-- Begin SUPPLIED MATERIAL --

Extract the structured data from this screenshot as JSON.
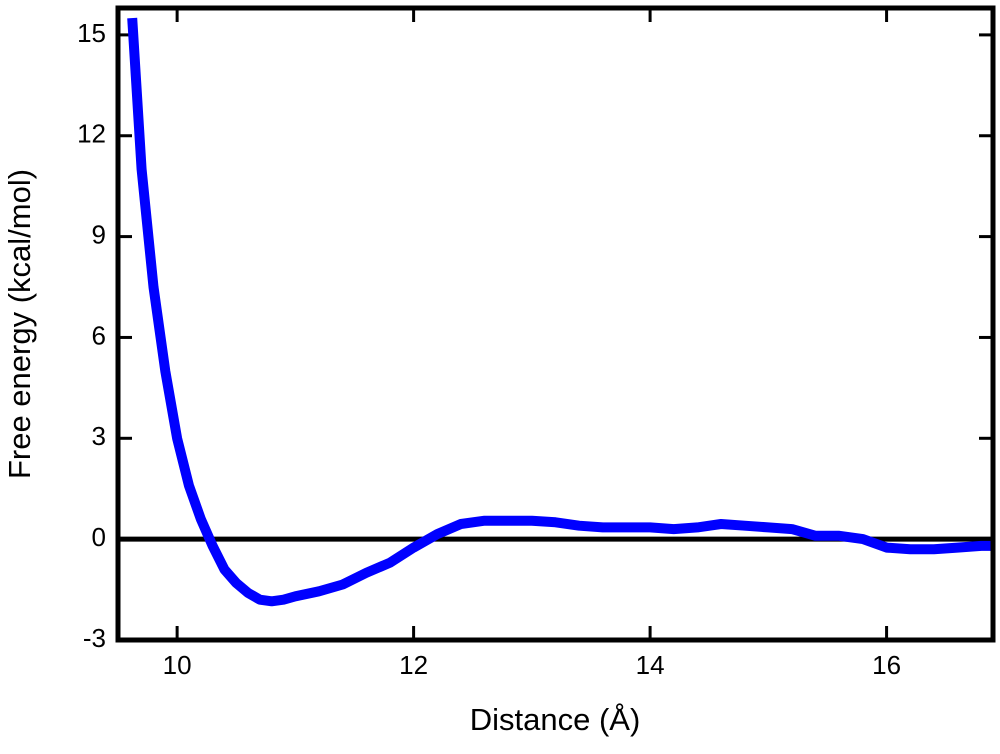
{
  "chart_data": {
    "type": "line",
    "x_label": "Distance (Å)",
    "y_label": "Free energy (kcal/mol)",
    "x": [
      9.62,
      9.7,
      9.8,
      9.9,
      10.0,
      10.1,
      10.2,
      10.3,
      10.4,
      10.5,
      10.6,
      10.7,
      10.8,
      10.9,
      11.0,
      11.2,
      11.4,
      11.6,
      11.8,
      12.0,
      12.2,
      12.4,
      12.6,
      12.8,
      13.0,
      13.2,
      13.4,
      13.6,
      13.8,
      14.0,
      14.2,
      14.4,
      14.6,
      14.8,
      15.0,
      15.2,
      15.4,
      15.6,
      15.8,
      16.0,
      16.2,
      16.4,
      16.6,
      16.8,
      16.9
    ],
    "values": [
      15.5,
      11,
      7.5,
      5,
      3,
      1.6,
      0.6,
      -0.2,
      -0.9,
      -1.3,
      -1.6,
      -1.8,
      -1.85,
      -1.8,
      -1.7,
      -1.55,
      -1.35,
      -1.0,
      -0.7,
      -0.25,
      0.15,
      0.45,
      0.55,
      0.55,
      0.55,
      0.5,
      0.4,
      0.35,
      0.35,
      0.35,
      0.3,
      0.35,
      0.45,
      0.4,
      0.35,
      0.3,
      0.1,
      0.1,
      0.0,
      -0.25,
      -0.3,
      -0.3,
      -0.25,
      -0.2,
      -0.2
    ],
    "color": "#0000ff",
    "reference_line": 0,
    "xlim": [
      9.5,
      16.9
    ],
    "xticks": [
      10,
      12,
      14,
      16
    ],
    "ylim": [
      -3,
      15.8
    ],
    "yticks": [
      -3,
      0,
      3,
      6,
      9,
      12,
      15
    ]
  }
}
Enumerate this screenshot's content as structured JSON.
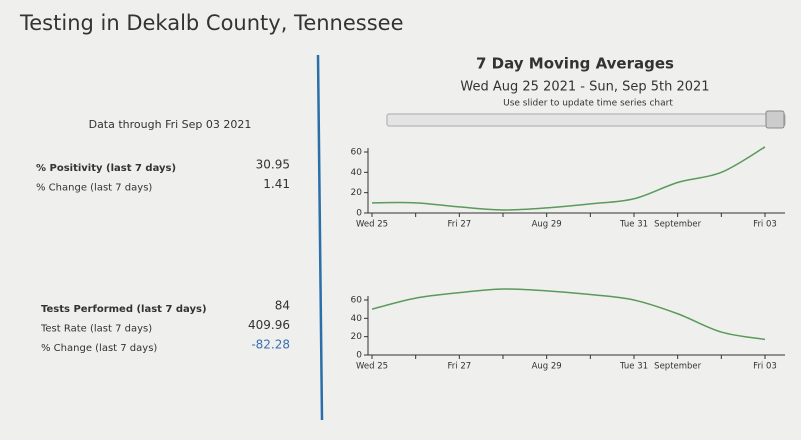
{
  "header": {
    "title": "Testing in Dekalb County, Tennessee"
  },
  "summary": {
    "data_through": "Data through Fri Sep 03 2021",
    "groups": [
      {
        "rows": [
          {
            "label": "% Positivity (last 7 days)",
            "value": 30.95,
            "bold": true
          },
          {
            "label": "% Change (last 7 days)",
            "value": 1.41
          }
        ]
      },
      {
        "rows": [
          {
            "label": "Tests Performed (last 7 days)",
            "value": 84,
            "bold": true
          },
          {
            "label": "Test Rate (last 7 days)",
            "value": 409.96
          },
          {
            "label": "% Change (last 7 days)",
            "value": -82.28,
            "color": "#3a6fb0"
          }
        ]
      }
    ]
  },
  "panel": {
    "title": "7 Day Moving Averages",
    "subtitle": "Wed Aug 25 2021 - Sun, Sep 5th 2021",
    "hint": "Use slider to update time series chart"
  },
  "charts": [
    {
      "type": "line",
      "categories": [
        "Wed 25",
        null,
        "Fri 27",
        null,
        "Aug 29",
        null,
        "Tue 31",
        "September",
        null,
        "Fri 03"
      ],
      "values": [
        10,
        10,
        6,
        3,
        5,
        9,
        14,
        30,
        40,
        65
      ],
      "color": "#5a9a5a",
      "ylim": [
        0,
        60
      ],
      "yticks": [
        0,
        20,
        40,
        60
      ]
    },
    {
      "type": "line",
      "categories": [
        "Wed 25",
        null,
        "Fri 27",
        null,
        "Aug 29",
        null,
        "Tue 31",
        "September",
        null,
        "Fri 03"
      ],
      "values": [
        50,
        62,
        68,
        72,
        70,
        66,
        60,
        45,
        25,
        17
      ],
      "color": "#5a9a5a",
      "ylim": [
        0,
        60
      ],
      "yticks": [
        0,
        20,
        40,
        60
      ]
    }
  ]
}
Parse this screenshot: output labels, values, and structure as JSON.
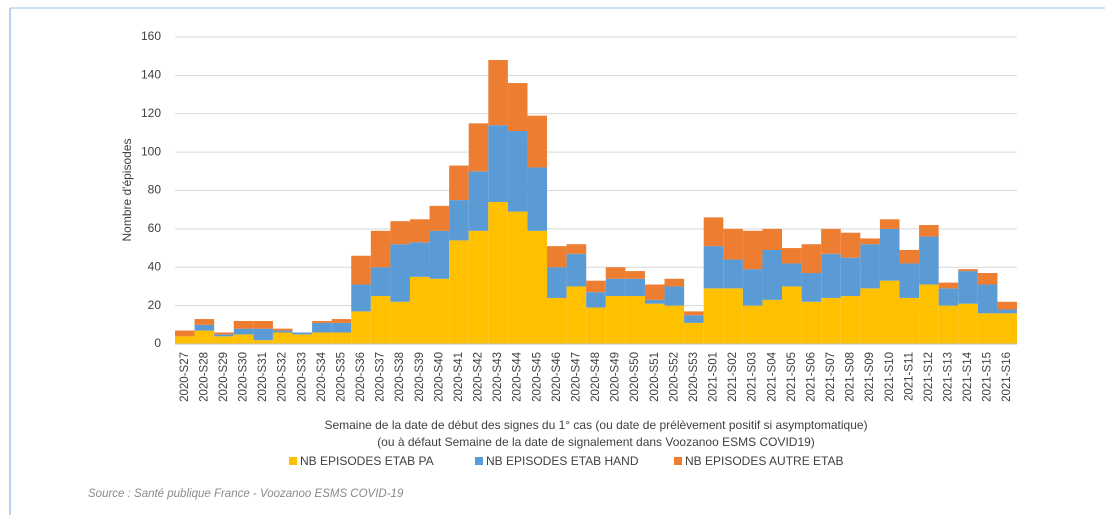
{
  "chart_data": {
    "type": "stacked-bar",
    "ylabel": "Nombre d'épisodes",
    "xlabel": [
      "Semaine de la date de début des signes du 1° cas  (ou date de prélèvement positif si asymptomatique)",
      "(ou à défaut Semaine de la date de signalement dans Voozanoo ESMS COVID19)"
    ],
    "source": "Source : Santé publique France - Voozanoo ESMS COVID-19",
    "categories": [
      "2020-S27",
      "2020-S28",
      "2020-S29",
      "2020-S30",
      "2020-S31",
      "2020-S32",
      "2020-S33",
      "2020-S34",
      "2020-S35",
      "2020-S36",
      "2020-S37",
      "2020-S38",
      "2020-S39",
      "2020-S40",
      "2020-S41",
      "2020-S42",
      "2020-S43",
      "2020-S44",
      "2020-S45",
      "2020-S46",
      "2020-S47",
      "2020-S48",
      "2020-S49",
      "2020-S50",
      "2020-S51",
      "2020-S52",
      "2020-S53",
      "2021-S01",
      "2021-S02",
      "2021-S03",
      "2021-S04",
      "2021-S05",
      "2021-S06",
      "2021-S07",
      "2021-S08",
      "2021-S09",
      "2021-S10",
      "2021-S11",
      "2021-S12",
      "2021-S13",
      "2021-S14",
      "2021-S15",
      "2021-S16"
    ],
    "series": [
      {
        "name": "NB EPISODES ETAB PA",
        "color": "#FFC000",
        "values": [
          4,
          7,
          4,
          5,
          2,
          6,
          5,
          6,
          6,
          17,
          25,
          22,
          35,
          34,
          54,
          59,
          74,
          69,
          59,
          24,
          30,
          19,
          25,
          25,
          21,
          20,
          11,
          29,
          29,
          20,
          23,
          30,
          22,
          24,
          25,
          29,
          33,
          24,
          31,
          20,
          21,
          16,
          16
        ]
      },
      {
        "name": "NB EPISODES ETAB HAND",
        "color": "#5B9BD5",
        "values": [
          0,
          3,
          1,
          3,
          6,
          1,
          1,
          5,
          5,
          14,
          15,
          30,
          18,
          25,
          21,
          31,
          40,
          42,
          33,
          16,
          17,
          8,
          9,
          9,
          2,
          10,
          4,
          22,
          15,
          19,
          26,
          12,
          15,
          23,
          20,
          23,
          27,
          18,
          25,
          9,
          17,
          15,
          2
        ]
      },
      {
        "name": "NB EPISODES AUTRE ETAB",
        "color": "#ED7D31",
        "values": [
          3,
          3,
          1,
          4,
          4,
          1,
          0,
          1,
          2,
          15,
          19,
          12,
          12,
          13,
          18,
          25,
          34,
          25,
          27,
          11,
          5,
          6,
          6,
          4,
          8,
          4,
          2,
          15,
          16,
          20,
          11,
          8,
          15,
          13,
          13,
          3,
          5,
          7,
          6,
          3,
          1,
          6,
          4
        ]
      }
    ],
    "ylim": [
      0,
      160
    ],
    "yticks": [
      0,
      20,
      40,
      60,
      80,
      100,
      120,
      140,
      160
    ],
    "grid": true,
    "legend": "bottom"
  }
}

-- End SUPPLIED MATERIAL --

* [WHAT IS NEEDED] Your copy of the data above should match it exactly, except that pictures are left out.

* [EXPECTED OUTPUT]
Extract the structured data from this screenshot as JSON.
{
  "chart_data": {
    "type": "line",
    "x_label": "Distance (Å)",
    "y_label": "Free energy (kcal/mol)",
    "x": [
      9.62,
      9.7,
      9.8,
      9.9,
      10.0,
      10.1,
      10.2,
      10.3,
      10.4,
      10.5,
      10.6,
      10.7,
      10.8,
      10.9,
      11.0,
      11.2,
      11.4,
      11.6,
      11.8,
      12.0,
      12.2,
      12.4,
      12.6,
      12.8,
      13.0,
      13.2,
      13.4,
      13.6,
      13.8,
      14.0,
      14.2,
      14.4,
      14.6,
      14.8,
      15.0,
      15.2,
      15.4,
      15.6,
      15.8,
      16.0,
      16.2,
      16.4,
      16.6,
      16.8,
      16.9
    ],
    "values": [
      15.5,
      11,
      7.5,
      5,
      3,
      1.6,
      0.6,
      -0.2,
      -0.9,
      -1.3,
      -1.6,
      -1.8,
      -1.85,
      -1.8,
      -1.7,
      -1.55,
      -1.35,
      -1.0,
      -0.7,
      -0.25,
      0.15,
      0.45,
      0.55,
      0.55,
      0.55,
      0.5,
      0.4,
      0.35,
      0.35,
      0.35,
      0.3,
      0.35,
      0.45,
      0.4,
      0.35,
      0.3,
      0.1,
      0.1,
      0.0,
      -0.25,
      -0.3,
      -0.3,
      -0.25,
      -0.2,
      -0.2
    ],
    "color": "#0000ff",
    "reference_line": 0,
    "xlim": [
      9.5,
      16.9
    ],
    "xticks": [
      10,
      12,
      14,
      16
    ],
    "ylim": [
      -3,
      15.8
    ],
    "yticks": [
      -3,
      0,
      3,
      6,
      9,
      12,
      15
    ]
  }
}
Enumerate this screenshot's content as structured JSON.
{
  "header": {
    "title": "Testing in Dekalb County, Tennessee"
  },
  "summary": {
    "data_through": "Data through Fri Sep 03 2021",
    "groups": [
      {
        "rows": [
          {
            "label": "% Positivity (last 7 days)",
            "value": 30.95,
            "bold": true
          },
          {
            "label": "% Change (last 7 days)",
            "value": 1.41
          }
        ]
      },
      {
        "rows": [
          {
            "label": "Tests Performed (last 7 days)",
            "value": 84,
            "bold": true
          },
          {
            "label": "Test Rate (last 7 days)",
            "value": 409.96
          },
          {
            "label": "% Change (last 7 days)",
            "value": -82.28,
            "color": "#3a6fb0"
          }
        ]
      }
    ]
  },
  "panel": {
    "title": "7 Day Moving Averages",
    "subtitle": "Wed Aug 25 2021 - Sun, Sep 5th 2021",
    "hint": "Use slider to update time series chart"
  },
  "charts": [
    {
      "type": "line",
      "categories": [
        "Wed 25",
        null,
        "Fri 27",
        null,
        "Aug 29",
        null,
        "Tue 31",
        "September",
        null,
        "Fri 03"
      ],
      "values": [
        10,
        10,
        6,
        3,
        5,
        9,
        14,
        30,
        40,
        65
      ],
      "color": "#5a9a5a",
      "ylim": [
        0,
        60
      ],
      "yticks": [
        0,
        20,
        40,
        60
      ]
    },
    {
      "type": "line",
      "categories": [
        "Wed 25",
        null,
        "Fri 27",
        null,
        "Aug 29",
        null,
        "Tue 31",
        "September",
        null,
        "Fri 03"
      ],
      "values": [
        50,
        62,
        68,
        72,
        70,
        66,
        60,
        45,
        25,
        17
      ],
      "color": "#5a9a5a",
      "ylim": [
        0,
        60
      ],
      "yticks": [
        0,
        20,
        40,
        60
      ]
    }
  ]
}
Parse this screenshot: output labels, values, and structure as JSON.
{
  "chart_data": {
    "type": "stacked-bar",
    "ylabel": "Nombre d'épisodes",
    "xlabel": [
      "Semaine de la date de début des signes du 1° cas  (ou date de prélèvement positif si asymptomatique)",
      "(ou à défaut Semaine de la date de signalement dans Voozanoo ESMS COVID19)"
    ],
    "source": "Source : Santé publique France - Voozanoo ESMS COVID-19",
    "categories": [
      "2020-S27",
      "2020-S28",
      "2020-S29",
      "2020-S30",
      "2020-S31",
      "2020-S32",
      "2020-S33",
      "2020-S34",
      "2020-S35",
      "2020-S36",
      "2020-S37",
      "2020-S38",
      "2020-S39",
      "2020-S40",
      "2020-S41",
      "2020-S42",
      "2020-S43",
      "2020-S44",
      "2020-S45",
      "2020-S46",
      "2020-S47",
      "2020-S48",
      "2020-S49",
      "2020-S50",
      "2020-S51",
      "2020-S52",
      "2020-S53",
      "2021-S01",
      "2021-S02",
      "2021-S03",
      "2021-S04",
      "2021-S05",
      "2021-S06",
      "2021-S07",
      "2021-S08",
      "2021-S09",
      "2021-S10",
      "2021-S11",
      "2021-S12",
      "2021-S13",
      "2021-S14",
      "2021-S15",
      "2021-S16"
    ],
    "series": [
      {
        "name": "NB EPISODES ETAB PA",
        "color": "#FFC000",
        "values": [
          4,
          7,
          4,
          5,
          2,
          6,
          5,
          6,
          6,
          17,
          25,
          22,
          35,
          34,
          54,
          59,
          74,
          69,
          59,
          24,
          30,
          19,
          25,
          25,
          21,
          20,
          11,
          29,
          29,
          20,
          23,
          30,
          22,
          24,
          25,
          29,
          33,
          24,
          31,
          20,
          21,
          16,
          16
        ]
      },
      {
        "name": "NB EPISODES ETAB HAND",
        "color": "#5B9BD5",
        "values": [
          0,
          3,
          1,
          3,
          6,
          1,
          1,
          5,
          5,
          14,
          15,
          30,
          18,
          25,
          21,
          31,
          40,
          42,
          33,
          16,
          17,
          8,
          9,
          9,
          2,
          10,
          4,
          22,
          15,
          19,
          26,
          12,
          15,
          23,
          20,
          23,
          27,
          18,
          25,
          9,
          17,
          15,
          2
        ]
      },
      {
        "name": "NB EPISODES AUTRE ETAB",
        "color": "#ED7D31",
        "values": [
          3,
          3,
          1,
          4,
          4,
          1,
          0,
          1,
          2,
          15,
          19,
          12,
          12,
          13,
          18,
          25,
          34,
          25,
          27,
          11,
          5,
          6,
          6,
          4,
          8,
          4,
          2,
          15,
          16,
          20,
          11,
          8,
          15,
          13,
          13,
          3,
          5,
          7,
          6,
          3,
          1,
          6,
          4
        ]
      }
    ],
    "ylim": [
      0,
      160
    ],
    "yticks": [
      0,
      20,
      40,
      60,
      80,
      100,
      120,
      140,
      160
    ],
    "grid": true,
    "legend": "bottom"
  }
}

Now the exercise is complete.